Aim: Copy each line holding the string "uživatelé".

(Stored data)

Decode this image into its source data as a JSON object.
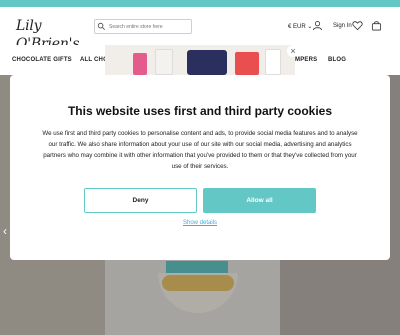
{
  "brand": {
    "logo_text": "Lily O'Brien's"
  },
  "header": {
    "search_placeholder": "Search entire store here",
    "currency": "€ EUR",
    "currency_chevron": "⌄",
    "signin": "Sign In",
    "icons": [
      "search-icon",
      "user-icon",
      "heart-icon",
      "bag-icon"
    ]
  },
  "nav": {
    "items": [
      "CHOCOLATE GIFTS",
      "ALL CHO",
      "MPERS",
      "BLOG"
    ]
  },
  "cookie_modal": {
    "title": "This website uses first and third party cookies",
    "body": "We use first and third party cookies to personalise content and ads, to provide social media features and to analyse our traffic. We also share information about your use of our site with our social media, advertising and analytics partners who may combine it with other information that you've provided to them or that they've collected from your use of their services.",
    "deny_label": "Deny",
    "allow_label": "Allow all",
    "details_label": "Show details",
    "close_glyph": "×"
  },
  "hero": {
    "prev_glyph": "‹",
    "next_glyph": "›"
  },
  "colors": {
    "accent": "#63c7c5",
    "link": "#4aa9d8"
  }
}
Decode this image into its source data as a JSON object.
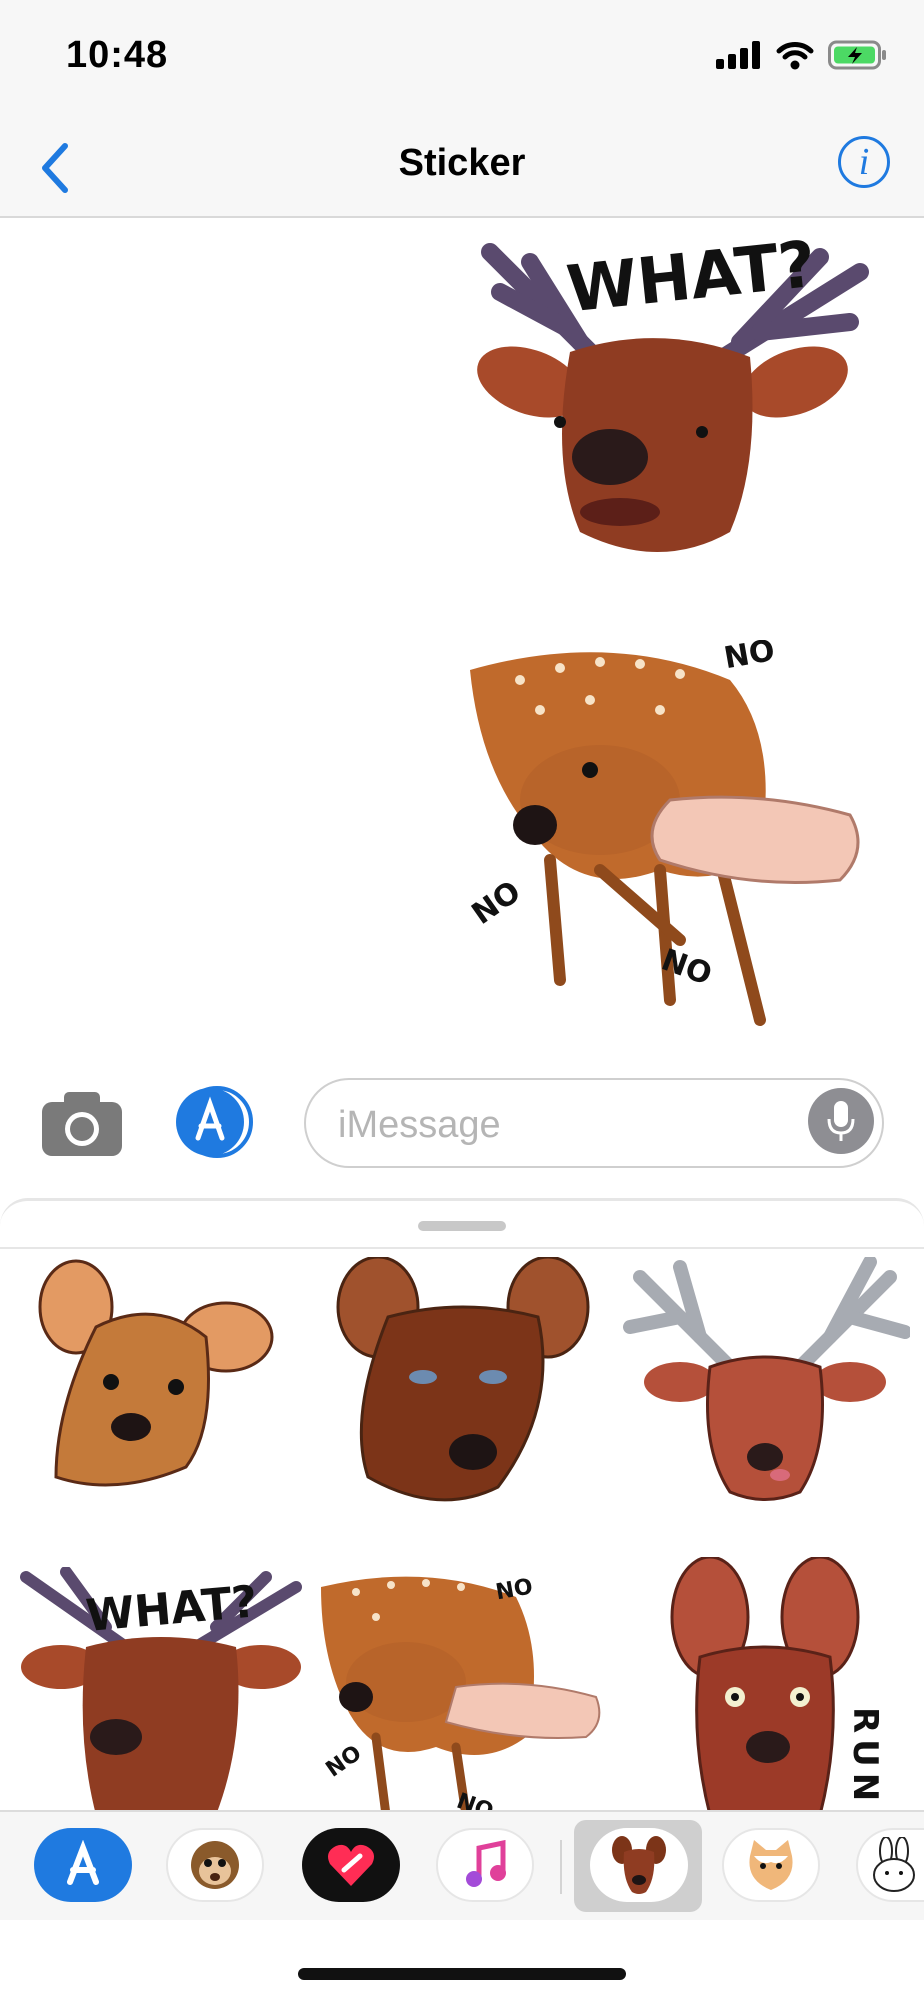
{
  "status_bar": {
    "time": "10:48"
  },
  "nav": {
    "title": "Sticker",
    "info_label": "i"
  },
  "conversation": {
    "stickers": [
      {
        "name": "what-deer",
        "caption": "WHAT?"
      },
      {
        "name": "no-deer",
        "caption_a": "NO",
        "caption_b": "NO",
        "caption_c": "NO"
      }
    ]
  },
  "input": {
    "placeholder": "iMessage",
    "value": ""
  },
  "drawer": {
    "row2": {
      "what_caption": "WHAT?",
      "no_top": "NO",
      "no_left": "NO",
      "no_bottom": "NO",
      "run_caption": "RUN"
    }
  },
  "app_strip": {
    "icons": [
      "app-store-icon",
      "animoji-icon",
      "digital-touch-icon",
      "music-icon",
      "deer-sticker-app-icon",
      "cat-sticker-app-icon",
      "rabbit-sticker-app-icon"
    ]
  },
  "colors": {
    "accent": "#1f7ae0",
    "battery": "#4cd964",
    "deer_brown": "#a0522d",
    "antler": "#5a4a6e"
  }
}
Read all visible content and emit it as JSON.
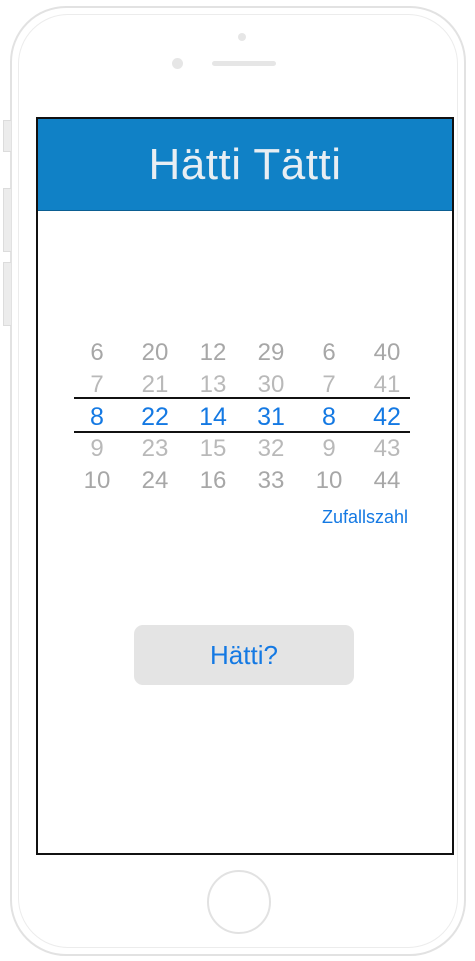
{
  "app": {
    "title": "Hätti Tätti"
  },
  "picker": {
    "columns": [
      {
        "values": [
          "6",
          "7",
          "8",
          "9",
          "10"
        ],
        "selected": "8"
      },
      {
        "values": [
          "20",
          "21",
          "22",
          "23",
          "24"
        ],
        "selected": "22"
      },
      {
        "values": [
          "12",
          "13",
          "14",
          "15",
          "16"
        ],
        "selected": "14"
      },
      {
        "values": [
          "29",
          "30",
          "31",
          "32",
          "33"
        ],
        "selected": "31"
      },
      {
        "values": [
          "6",
          "7",
          "8",
          "9",
          "10"
        ],
        "selected": "8"
      },
      {
        "values": [
          "40",
          "41",
          "42",
          "43",
          "44"
        ],
        "selected": "42"
      }
    ]
  },
  "random_button": {
    "label": "Zufallszahl"
  },
  "action_button": {
    "label": "Hätti?"
  },
  "colors": {
    "navbar": "#1081c6",
    "accent": "#1479e3",
    "inactive_number": "#a7a7a7",
    "button_bg": "#e4e4e4"
  }
}
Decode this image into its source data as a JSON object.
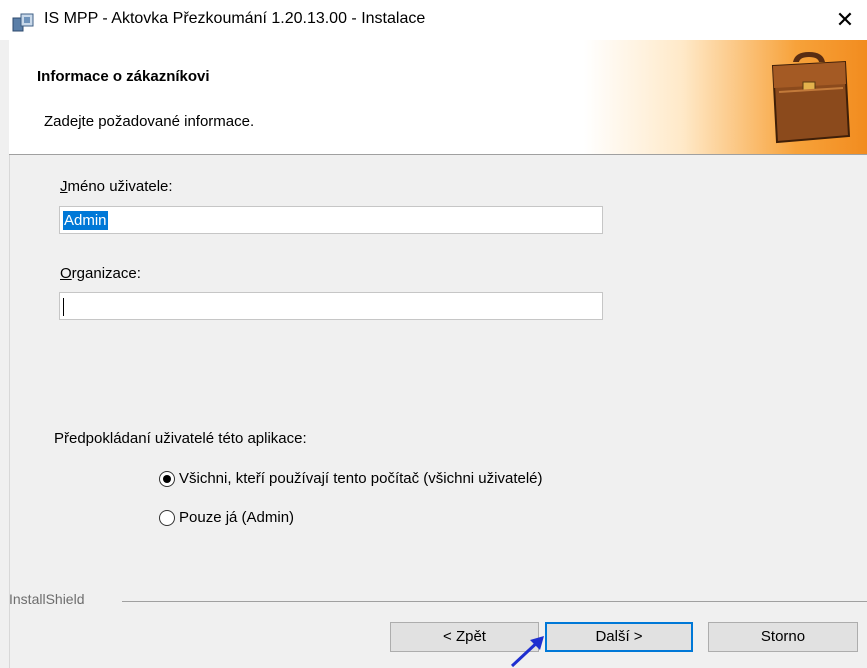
{
  "window": {
    "title": "IS MPP - Aktovka Přezkoumání 1.20.13.00 - Instalace",
    "close_glyph": "✕"
  },
  "header": {
    "title": "Informace o zákazníkovi",
    "subtitle": "Zadejte požadované informace."
  },
  "form": {
    "username_label_accel": "J",
    "username_label_rest": "méno uživatele:",
    "username_value": "Admin",
    "org_label_accel": "O",
    "org_label_rest": "rganizace:",
    "org_value": ""
  },
  "users": {
    "label": "Předpokládaní uživatelé této aplikace:",
    "options": [
      {
        "label": "Všichni, kteří používají tento počítač (všichni uživatelé)",
        "selected": true
      },
      {
        "label": "Pouze já (Admin)",
        "selected": false
      }
    ]
  },
  "footer": {
    "brand": "InstallShield",
    "back_label": "< Zpět",
    "next_label": "Další >",
    "cancel_label": "Storno"
  },
  "colors": {
    "accent": "#0078d7",
    "header_gradient_end": "#f28c1f"
  }
}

Exercise result:
    "label": "Předpokládaní uživatelé této aplikace:",
        "label": "Všichni, kteří používají tento počítač (všichni uživatelé)",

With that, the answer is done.